##### DATA IN THIS EXERCISE #####
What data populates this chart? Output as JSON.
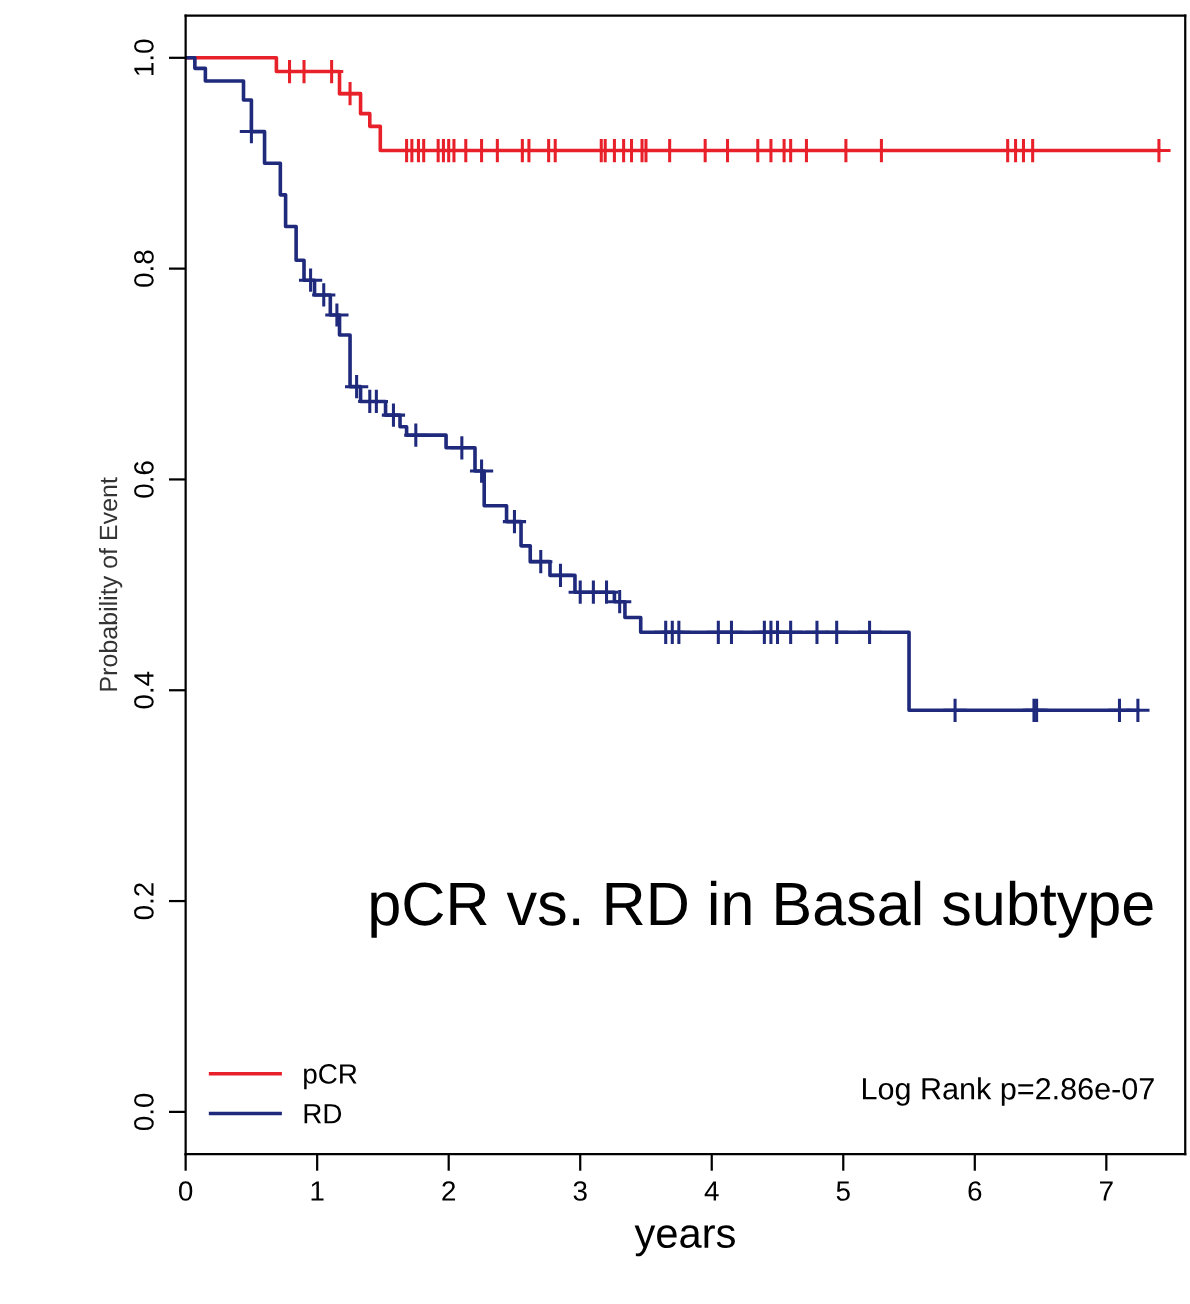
{
  "chart_data": {
    "type": "step",
    "xlabel": "years",
    "ylabel": "Probability of Event",
    "xlim": [
      0,
      7.6
    ],
    "ylim": [
      -0.04,
      1.04
    ],
    "xticks": [
      0,
      1,
      2,
      3,
      4,
      5,
      6,
      7
    ],
    "yticks": [
      {
        "value": 0,
        "label": "0.0"
      },
      {
        "value": 0.2,
        "label": "0.2"
      },
      {
        "value": 0.4,
        "label": "0.4"
      },
      {
        "value": 0.6,
        "label": "0.6"
      },
      {
        "value": 0.8,
        "label": "0.8"
      },
      {
        "value": 1,
        "label": "1.0"
      }
    ],
    "grid": false,
    "legend": "bottom left",
    "marker": "none",
    "line_style": "solid",
    "series": [
      {
        "name": "pCR",
        "color": "#e8202a",
        "x": [
          0,
          0.69,
          1.17,
          1.33,
          1.4,
          1.48,
          7.4
        ],
        "values": [
          1,
          0.987,
          0.966,
          0.947,
          0.935,
          0.912,
          0.912
        ]
      },
      {
        "name": "RD",
        "color": "#1f2a7c",
        "x": [
          0,
          0.07,
          0.15,
          0.44,
          0.5,
          0.6,
          0.72,
          0.76,
          0.84,
          0.9,
          0.98,
          1.1,
          1.17,
          1.25,
          1.33,
          1.52,
          1.63,
          1.68,
          1.98,
          2.2,
          2.27,
          2.44,
          2.55,
          2.62,
          2.77,
          2.96,
          3.26,
          3.34,
          3.46,
          5.5,
          7.24
        ],
        "values": [
          1,
          0.99,
          0.978,
          0.96,
          0.93,
          0.9,
          0.87,
          0.84,
          0.808,
          0.789,
          0.775,
          0.756,
          0.737,
          0.688,
          0.674,
          0.661,
          0.65,
          0.642,
          0.63,
          0.608,
          0.575,
          0.56,
          0.537,
          0.522,
          0.509,
          0.493,
          0.484,
          0.469,
          0.455,
          0.381,
          0.381
        ]
      },
      {
        "type": "scatter",
        "marker": "cross",
        "color": "#e8202a",
        "x": [
          0.79,
          0.9,
          1.11,
          1.25,
          1.68,
          1.72,
          1.77,
          1.81,
          1.92,
          1.96,
          2.0,
          2.04,
          2.13,
          2.25,
          2.37,
          2.56,
          2.61,
          2.76,
          2.81,
          3.16,
          3.19,
          3.26,
          3.33,
          3.39,
          3.47,
          3.5,
          3.68,
          3.95,
          4.12,
          4.35,
          4.45,
          4.55,
          4.6,
          4.72,
          5.02,
          5.29,
          6.25,
          6.31,
          6.37,
          6.44,
          7.4
        ],
        "values": [
          0.987,
          0.987,
          0.987,
          0.966,
          0.912,
          0.912,
          0.912,
          0.912,
          0.912,
          0.912,
          0.912,
          0.912,
          0.912,
          0.912,
          0.912,
          0.912,
          0.912,
          0.912,
          0.912,
          0.912,
          0.912,
          0.912,
          0.912,
          0.912,
          0.912,
          0.912,
          0.912,
          0.912,
          0.912,
          0.912,
          0.912,
          0.912,
          0.912,
          0.912,
          0.912,
          0.912,
          0.912,
          0.912,
          0.912,
          0.912,
          0.912
        ]
      },
      {
        "type": "scatter",
        "marker": "cross",
        "color": "#1f2a7c",
        "x": [
          0.5,
          0.95,
          1.05,
          1.15,
          1.3,
          1.4,
          1.45,
          1.58,
          1.75,
          2.1,
          2.25,
          2.5,
          2.7,
          2.85,
          3.0,
          3.1,
          3.2,
          3.3,
          3.65,
          3.7,
          3.75,
          4.05,
          4.15,
          4.4,
          4.45,
          4.5,
          4.6,
          4.8,
          4.95,
          5.2,
          5.85,
          6.45,
          6.47,
          7.1,
          7.24
        ],
        "values": [
          0.93,
          0.789,
          0.775,
          0.756,
          0.688,
          0.674,
          0.674,
          0.661,
          0.642,
          0.63,
          0.608,
          0.56,
          0.522,
          0.509,
          0.493,
          0.493,
          0.493,
          0.484,
          0.455,
          0.455,
          0.455,
          0.455,
          0.455,
          0.455,
          0.455,
          0.455,
          0.455,
          0.455,
          0.455,
          0.455,
          0.381,
          0.381,
          0.381,
          0.381,
          0.381
        ]
      }
    ],
    "title": "pCR vs. RD in Basal subtype",
    "annotations": [
      "Log Rank p=2.86e-07"
    ]
  }
}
#####
WHAT THE TASK REQUIRES ▸ Without the pictures, retype the whole of the material above exactly.

RESPONSE BELOW ▸
What data populates this chart? Output as JSON.
{
  "chart_data": {
    "type": "step",
    "xlabel": "years",
    "ylabel": "Probability of Event",
    "xlim": [
      0,
      7.6
    ],
    "ylim": [
      -0.04,
      1.04
    ],
    "xticks": [
      0,
      1,
      2,
      3,
      4,
      5,
      6,
      7
    ],
    "yticks": [
      {
        "value": 0,
        "label": "0.0"
      },
      {
        "value": 0.2,
        "label": "0.2"
      },
      {
        "value": 0.4,
        "label": "0.4"
      },
      {
        "value": 0.6,
        "label": "0.6"
      },
      {
        "value": 0.8,
        "label": "0.8"
      },
      {
        "value": 1,
        "label": "1.0"
      }
    ],
    "grid": false,
    "legend": "bottom left",
    "marker": "none",
    "line_style": "solid",
    "series": [
      {
        "name": "pCR",
        "color": "#e8202a",
        "x": [
          0,
          0.69,
          1.17,
          1.33,
          1.4,
          1.48,
          7.4
        ],
        "values": [
          1,
          0.987,
          0.966,
          0.947,
          0.935,
          0.912,
          0.912
        ]
      },
      {
        "name": "RD",
        "color": "#1f2a7c",
        "x": [
          0,
          0.07,
          0.15,
          0.44,
          0.5,
          0.6,
          0.72,
          0.76,
          0.84,
          0.9,
          0.98,
          1.1,
          1.17,
          1.25,
          1.33,
          1.52,
          1.63,
          1.68,
          1.98,
          2.2,
          2.27,
          2.44,
          2.55,
          2.62,
          2.77,
          2.96,
          3.26,
          3.34,
          3.46,
          5.5,
          7.24
        ],
        "values": [
          1,
          0.99,
          0.978,
          0.96,
          0.93,
          0.9,
          0.87,
          0.84,
          0.808,
          0.789,
          0.775,
          0.756,
          0.737,
          0.688,
          0.674,
          0.661,
          0.65,
          0.642,
          0.63,
          0.608,
          0.575,
          0.56,
          0.537,
          0.522,
          0.509,
          0.493,
          0.484,
          0.469,
          0.455,
          0.381,
          0.381
        ]
      },
      {
        "type": "scatter",
        "marker": "cross",
        "color": "#e8202a",
        "x": [
          0.79,
          0.9,
          1.11,
          1.25,
          1.68,
          1.72,
          1.77,
          1.81,
          1.92,
          1.96,
          2.0,
          2.04,
          2.13,
          2.25,
          2.37,
          2.56,
          2.61,
          2.76,
          2.81,
          3.16,
          3.19,
          3.26,
          3.33,
          3.39,
          3.47,
          3.5,
          3.68,
          3.95,
          4.12,
          4.35,
          4.45,
          4.55,
          4.6,
          4.72,
          5.02,
          5.29,
          6.25,
          6.31,
          6.37,
          6.44,
          7.4
        ],
        "values": [
          0.987,
          0.987,
          0.987,
          0.966,
          0.912,
          0.912,
          0.912,
          0.912,
          0.912,
          0.912,
          0.912,
          0.912,
          0.912,
          0.912,
          0.912,
          0.912,
          0.912,
          0.912,
          0.912,
          0.912,
          0.912,
          0.912,
          0.912,
          0.912,
          0.912,
          0.912,
          0.912,
          0.912,
          0.912,
          0.912,
          0.912,
          0.912,
          0.912,
          0.912,
          0.912,
          0.912,
          0.912,
          0.912,
          0.912,
          0.912,
          0.912
        ]
      },
      {
        "type": "scatter",
        "marker": "cross",
        "color": "#1f2a7c",
        "x": [
          0.5,
          0.95,
          1.05,
          1.15,
          1.3,
          1.4,
          1.45,
          1.58,
          1.75,
          2.1,
          2.25,
          2.5,
          2.7,
          2.85,
          3.0,
          3.1,
          3.2,
          3.3,
          3.65,
          3.7,
          3.75,
          4.05,
          4.15,
          4.4,
          4.45,
          4.5,
          4.6,
          4.8,
          4.95,
          5.2,
          5.85,
          6.45,
          6.47,
          7.1,
          7.24
        ],
        "values": [
          0.93,
          0.789,
          0.775,
          0.756,
          0.688,
          0.674,
          0.674,
          0.661,
          0.642,
          0.63,
          0.608,
          0.56,
          0.522,
          0.509,
          0.493,
          0.493,
          0.493,
          0.484,
          0.455,
          0.455,
          0.455,
          0.455,
          0.455,
          0.455,
          0.455,
          0.455,
          0.455,
          0.455,
          0.455,
          0.455,
          0.381,
          0.381,
          0.381,
          0.381,
          0.381
        ]
      }
    ],
    "title": "pCR vs. RD in Basal subtype",
    "annotations": [
      "Log Rank p=2.86e-07"
    ]
  }
}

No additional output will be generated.